*EXERCISE PROMPT*
Copy each record exactly as it reads, leaving out any pictures it holds.

*PROVIDED RECORDS*
* START *
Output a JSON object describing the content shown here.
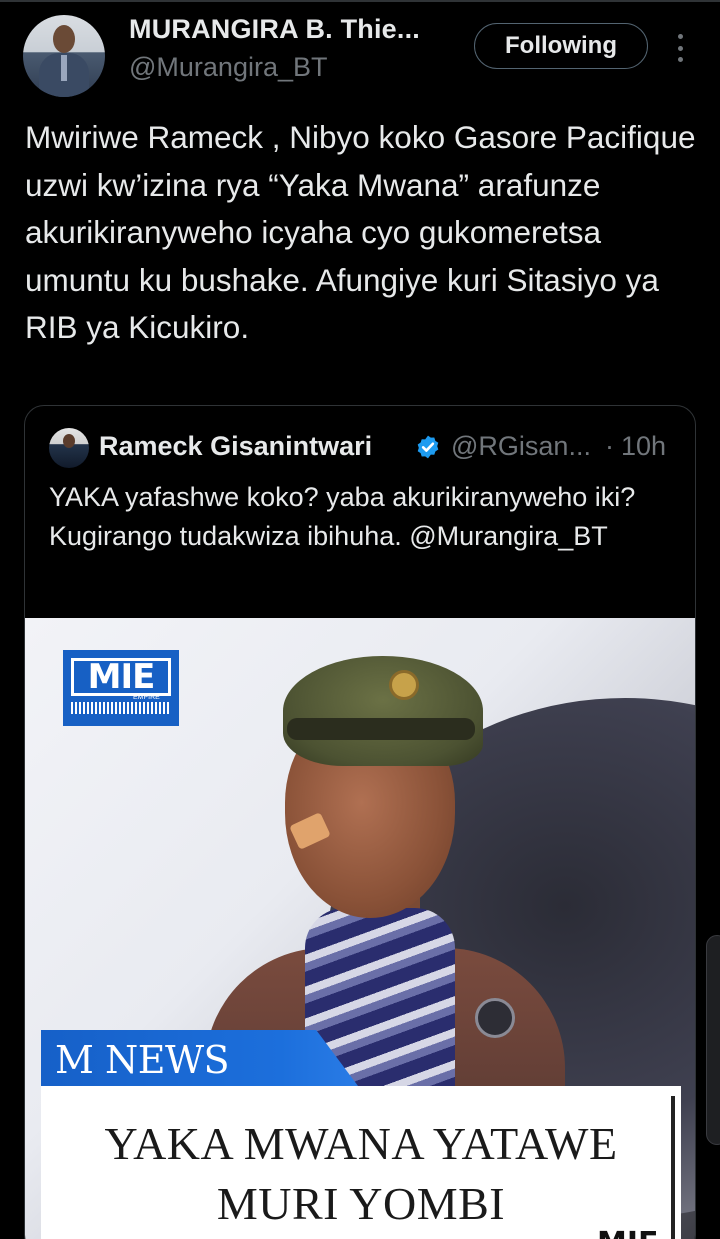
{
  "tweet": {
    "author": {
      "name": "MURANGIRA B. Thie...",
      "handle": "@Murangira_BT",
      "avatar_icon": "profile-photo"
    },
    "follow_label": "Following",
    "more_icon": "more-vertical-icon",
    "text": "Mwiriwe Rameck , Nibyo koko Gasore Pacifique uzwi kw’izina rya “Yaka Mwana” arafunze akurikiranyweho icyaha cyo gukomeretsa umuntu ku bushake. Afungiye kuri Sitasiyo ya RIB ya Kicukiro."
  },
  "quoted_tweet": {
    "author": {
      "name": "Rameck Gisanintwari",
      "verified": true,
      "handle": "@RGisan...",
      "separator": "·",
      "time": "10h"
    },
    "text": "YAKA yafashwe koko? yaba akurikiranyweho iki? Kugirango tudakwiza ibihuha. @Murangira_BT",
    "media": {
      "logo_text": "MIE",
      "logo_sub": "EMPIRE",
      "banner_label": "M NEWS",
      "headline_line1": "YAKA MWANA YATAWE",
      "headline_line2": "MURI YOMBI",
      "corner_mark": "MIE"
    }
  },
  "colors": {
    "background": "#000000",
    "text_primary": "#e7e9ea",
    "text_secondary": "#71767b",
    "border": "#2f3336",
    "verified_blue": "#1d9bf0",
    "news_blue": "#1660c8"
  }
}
* END *
*ANSWER TO THE TASK*
Output a JSON object describing the content shown here.
{
  "tweet": {
    "author": {
      "name": "MURANGIRA B. Thie...",
      "handle": "@Murangira_BT",
      "avatar_icon": "profile-photo"
    },
    "follow_label": "Following",
    "more_icon": "more-vertical-icon",
    "text": "Mwiriwe Rameck , Nibyo koko Gasore Pacifique uzwi kw’izina rya “Yaka Mwana” arafunze akurikiranyweho icyaha cyo gukomeretsa umuntu ku bushake. Afungiye kuri Sitasiyo ya RIB ya Kicukiro."
  },
  "quoted_tweet": {
    "author": {
      "name": "Rameck Gisanintwari",
      "verified": true,
      "handle": "@RGisan...",
      "separator": "·",
      "time": "10h"
    },
    "text": "YAKA yafashwe koko? yaba akurikiranyweho iki? Kugirango tudakwiza ibihuha. @Murangira_BT",
    "media": {
      "logo_text": "MIE",
      "logo_sub": "EMPIRE",
      "banner_label": "M NEWS",
      "headline_line1": "YAKA MWANA YATAWE",
      "headline_line2": "MURI YOMBI",
      "corner_mark": "MIE"
    }
  },
  "colors": {
    "background": "#000000",
    "text_primary": "#e7e9ea",
    "text_secondary": "#71767b",
    "border": "#2f3336",
    "verified_blue": "#1d9bf0",
    "news_blue": "#1660c8"
  }
}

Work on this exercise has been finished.